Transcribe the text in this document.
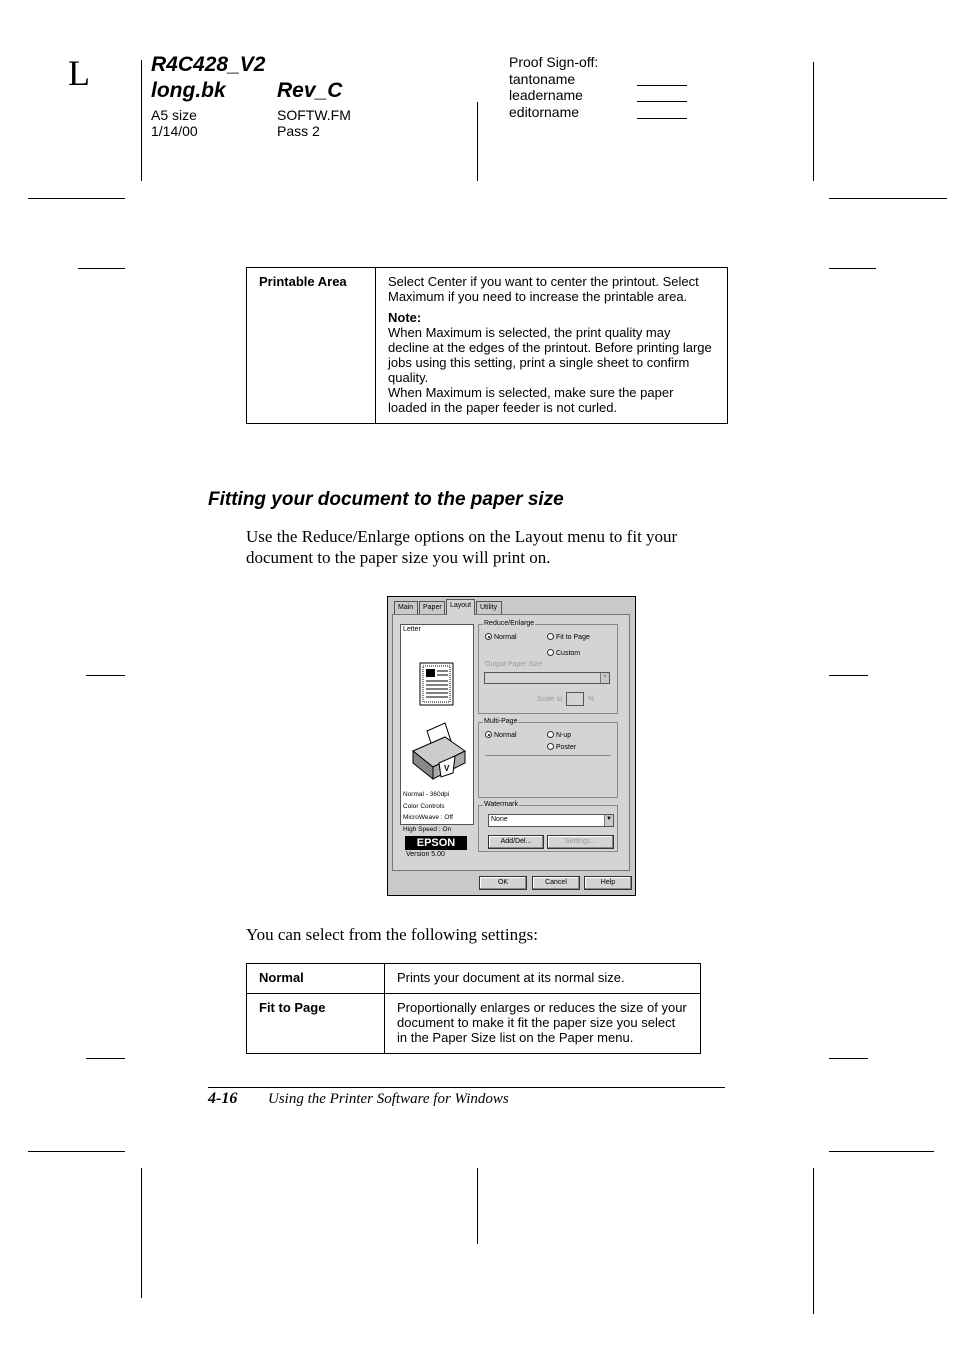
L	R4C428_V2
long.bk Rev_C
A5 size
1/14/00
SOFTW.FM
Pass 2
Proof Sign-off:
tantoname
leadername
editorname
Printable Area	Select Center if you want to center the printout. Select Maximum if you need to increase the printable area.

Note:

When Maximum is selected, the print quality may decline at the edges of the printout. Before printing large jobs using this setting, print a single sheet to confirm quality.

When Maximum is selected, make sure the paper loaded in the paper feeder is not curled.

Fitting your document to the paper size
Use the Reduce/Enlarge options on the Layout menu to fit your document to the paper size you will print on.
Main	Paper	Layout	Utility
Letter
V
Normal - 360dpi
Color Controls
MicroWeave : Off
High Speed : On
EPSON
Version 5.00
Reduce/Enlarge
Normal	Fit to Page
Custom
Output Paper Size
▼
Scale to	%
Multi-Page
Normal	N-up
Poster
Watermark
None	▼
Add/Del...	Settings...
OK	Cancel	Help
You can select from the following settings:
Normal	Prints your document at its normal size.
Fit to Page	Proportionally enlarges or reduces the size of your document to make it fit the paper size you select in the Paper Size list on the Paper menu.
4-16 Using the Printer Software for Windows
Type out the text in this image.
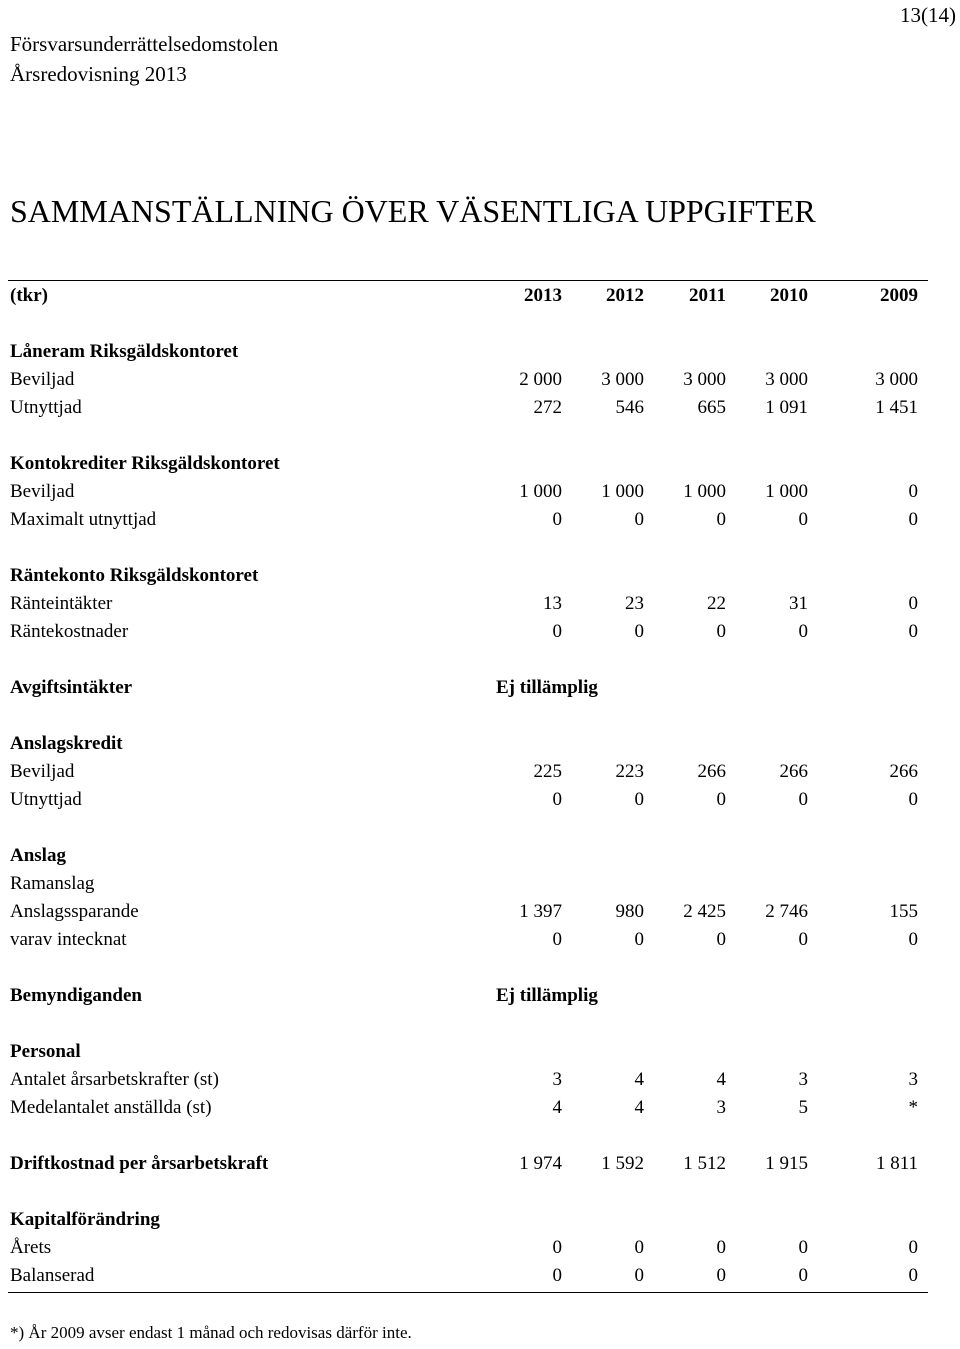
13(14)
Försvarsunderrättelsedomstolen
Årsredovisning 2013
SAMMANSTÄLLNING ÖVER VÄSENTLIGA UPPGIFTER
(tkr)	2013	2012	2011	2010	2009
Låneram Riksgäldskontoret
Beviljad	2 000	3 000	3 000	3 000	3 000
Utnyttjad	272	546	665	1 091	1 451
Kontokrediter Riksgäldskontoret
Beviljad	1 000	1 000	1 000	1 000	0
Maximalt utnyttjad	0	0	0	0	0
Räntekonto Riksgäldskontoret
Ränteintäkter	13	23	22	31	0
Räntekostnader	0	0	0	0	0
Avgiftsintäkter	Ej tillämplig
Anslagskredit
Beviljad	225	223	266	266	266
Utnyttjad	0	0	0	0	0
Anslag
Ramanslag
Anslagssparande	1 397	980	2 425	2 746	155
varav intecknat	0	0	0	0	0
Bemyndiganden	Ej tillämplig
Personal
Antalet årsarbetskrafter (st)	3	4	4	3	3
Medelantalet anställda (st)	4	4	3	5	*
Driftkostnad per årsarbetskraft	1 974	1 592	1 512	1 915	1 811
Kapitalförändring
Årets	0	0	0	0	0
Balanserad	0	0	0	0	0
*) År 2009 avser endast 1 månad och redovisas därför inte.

> [The task]
Will you repeat the material above, but only from the line containing "Type out the text in this image." through its last line, exactly and without the pictures?

> [Task output]
Type out the text in this image.
13(14)
Försvarsunderrättelsedomstolen
Årsredovisning 2013
SAMMANSTÄLLNING ÖVER VÄSENTLIGA UPPGIFTER
(tkr)	2013	2012	2011	2010	2009
Låneram Riksgäldskontoret
Beviljad	2 000	3 000	3 000	3 000	3 000
Utnyttjad	272	546	665	1 091	1 451
Kontokrediter Riksgäldskontoret
Beviljad	1 000	1 000	1 000	1 000	0
Maximalt utnyttjad	0	0	0	0	0
Räntekonto Riksgäldskontoret
Ränteintäkter	13	23	22	31	0
Räntekostnader	0	0	0	0	0
Avgiftsintäkter	Ej tillämplig
Anslagskredit
Beviljad	225	223	266	266	266
Utnyttjad	0	0	0	0	0
Anslag
Ramanslag
Anslagssparande	1 397	980	2 425	2 746	155
varav intecknat	0	0	0	0	0
Bemyndiganden	Ej tillämplig
Personal
Antalet årsarbetskrafter (st)	3	4	4	3	3
Medelantalet anställda (st)	4	4	3	5	*
Driftkostnad per årsarbetskraft	1 974	1 592	1 512	1 915	1 811
Kapitalförändring
Årets	0	0	0	0	0
Balanserad	0	0	0	0	0
*) År 2009 avser endast 1 månad och redovisas därför inte.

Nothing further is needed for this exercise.